- Task goal: Give the listing again in full, exactly as written.

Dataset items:

_ _ _ _ _

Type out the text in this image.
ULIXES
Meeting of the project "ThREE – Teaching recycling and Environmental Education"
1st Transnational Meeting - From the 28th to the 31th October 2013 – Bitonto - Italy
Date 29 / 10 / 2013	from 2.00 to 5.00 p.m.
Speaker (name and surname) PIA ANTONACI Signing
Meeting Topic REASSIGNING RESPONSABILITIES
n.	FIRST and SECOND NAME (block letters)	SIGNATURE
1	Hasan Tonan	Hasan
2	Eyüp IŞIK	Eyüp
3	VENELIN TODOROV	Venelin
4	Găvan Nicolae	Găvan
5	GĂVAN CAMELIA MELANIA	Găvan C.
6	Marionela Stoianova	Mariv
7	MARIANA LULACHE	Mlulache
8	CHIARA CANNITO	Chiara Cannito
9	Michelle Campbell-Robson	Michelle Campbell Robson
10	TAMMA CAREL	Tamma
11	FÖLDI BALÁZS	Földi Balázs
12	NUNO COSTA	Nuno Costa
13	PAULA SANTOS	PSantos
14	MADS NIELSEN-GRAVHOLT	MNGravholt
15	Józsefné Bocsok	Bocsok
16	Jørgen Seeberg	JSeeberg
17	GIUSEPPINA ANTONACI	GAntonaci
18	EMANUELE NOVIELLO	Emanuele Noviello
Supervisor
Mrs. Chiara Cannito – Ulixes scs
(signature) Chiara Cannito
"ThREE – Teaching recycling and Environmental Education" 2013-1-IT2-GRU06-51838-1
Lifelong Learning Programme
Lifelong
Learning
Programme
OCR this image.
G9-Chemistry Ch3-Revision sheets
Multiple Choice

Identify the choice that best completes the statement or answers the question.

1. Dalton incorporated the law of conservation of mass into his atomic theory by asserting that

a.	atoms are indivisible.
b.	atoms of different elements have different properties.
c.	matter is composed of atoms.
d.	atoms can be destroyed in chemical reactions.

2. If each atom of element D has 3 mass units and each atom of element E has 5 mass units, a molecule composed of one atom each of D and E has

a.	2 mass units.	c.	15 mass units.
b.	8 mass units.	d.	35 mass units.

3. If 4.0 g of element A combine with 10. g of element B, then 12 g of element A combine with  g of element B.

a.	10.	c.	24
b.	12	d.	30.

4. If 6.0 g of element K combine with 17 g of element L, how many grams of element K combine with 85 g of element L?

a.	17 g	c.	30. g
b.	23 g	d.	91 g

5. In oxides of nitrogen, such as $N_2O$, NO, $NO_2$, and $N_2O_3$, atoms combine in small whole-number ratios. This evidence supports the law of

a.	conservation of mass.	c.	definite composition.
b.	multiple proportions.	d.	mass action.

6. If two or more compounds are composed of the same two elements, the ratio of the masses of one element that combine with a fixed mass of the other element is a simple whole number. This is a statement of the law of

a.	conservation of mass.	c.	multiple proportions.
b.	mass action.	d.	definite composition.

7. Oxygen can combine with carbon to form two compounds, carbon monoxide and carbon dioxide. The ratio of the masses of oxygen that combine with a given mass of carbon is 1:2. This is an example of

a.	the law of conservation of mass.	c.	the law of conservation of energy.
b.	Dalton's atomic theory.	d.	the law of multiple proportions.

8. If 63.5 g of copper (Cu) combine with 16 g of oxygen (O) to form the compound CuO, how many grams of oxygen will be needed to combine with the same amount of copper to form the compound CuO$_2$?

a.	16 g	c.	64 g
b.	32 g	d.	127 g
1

_ _ _ _ _

- Response below:
Type out the text in this image.
ULIXES
Meeting of the project "ThREE – Teaching recycling and Environmental Education"
1st Transnational Meeting - From the 28th to the 31th October 2013 – Bitonto - Italy
Date 29 / 10 / 2013	from 2.00 to 5.00 p.m.
Speaker (name and surname) PIA ANTONACI Signing
Meeting Topic REASSIGNING RESPONSABILITIES
n.	FIRST and SECOND NAME (block letters)	SIGNATURE
1	Hasan Tonan	Hasan
2	Eyüp IŞIK	Eyüp
3	VENELIN TODOROV	Venelin
4	Găvan Nicolae	Găvan
5	GĂVAN CAMELIA MELANIA	Găvan C.
6	Marionela Stoianova	Mariv
7	MARIANA LULACHE	Mlulache
8	CHIARA CANNITO	Chiara Cannito
9	Michelle Campbell-Robson	Michelle Campbell Robson
10	TAMMA CAREL	Tamma
11	FÖLDI BALÁZS	Földi Balázs
12	NUNO COSTA	Nuno Costa
13	PAULA SANTOS	PSantos
14	MADS NIELSEN-GRAVHOLT	MNGravholt
15	Józsefné Bocsok	Bocsok
16	Jørgen Seeberg	JSeeberg
17	GIUSEPPINA ANTONACI	GAntonaci
18	EMANUELE NOVIELLO	Emanuele Noviello
Supervisor
Mrs. Chiara Cannito – Ulixes scs
(signature) Chiara Cannito
"ThREE – Teaching recycling and Environmental Education" 2013-1-IT2-GRU06-51838-1
Lifelong Learning Programme
Lifelong
Learning
Programme
OCR this image.
G9-Chemistry Ch3-Revision sheets
Multiple Choice

Identify the choice that best completes the statement or answers the question.

1. Dalton incorporated the law of conservation of mass into his atomic theory by asserting that

a.	atoms are indivisible.
b.	atoms of different elements have different properties.
c.	matter is composed of atoms.
d.	atoms can be destroyed in chemical reactions.

2. If each atom of element D has 3 mass units and each atom of element E has 5 mass units, a molecule composed of one atom each of D and E has

a.	2 mass units.	c.	15 mass units.
b.	8 mass units.	d.	35 mass units.

3. If 4.0 g of element A combine with 10. g of element B, then 12 g of element A combine with  g of element B.

a.	10.	c.	24
b.	12	d.	30.

4. If 6.0 g of element K combine with 17 g of element L, how many grams of element K combine with 85 g of element L?

a.	17 g	c.	30. g
b.	23 g	d.	91 g

5. In oxides of nitrogen, such as $N_2O$, NO, $NO_2$, and $N_2O_3$, atoms combine in small whole-number ratios. This evidence supports the law of

a.	conservation of mass.	c.	definite composition.
b.	multiple proportions.	d.	mass action.

6. If two or more compounds are composed of the same two elements, the ratio of the masses of one element that combine with a fixed mass of the other element is a simple whole number. This is a statement of the law of

a.	conservation of mass.	c.	multiple proportions.
b.	mass action.	d.	definite composition.

7. Oxygen can combine with carbon to form two compounds, carbon monoxide and carbon dioxide. The ratio of the masses of oxygen that combine with a given mass of carbon is 1:2. This is an example of

a.	the law of conservation of mass.	c.	the law of conservation of energy.
b.	Dalton's atomic theory.	d.	the law of multiple proportions.

8. If 63.5 g of copper (Cu) combine with 16 g of oxygen (O) to form the compound CuO, how many grams of oxygen will be needed to combine with the same amount of copper to form the compound CuO$_2$?

a.	16 g	c.	64 g
b.	32 g	d.	127 g
1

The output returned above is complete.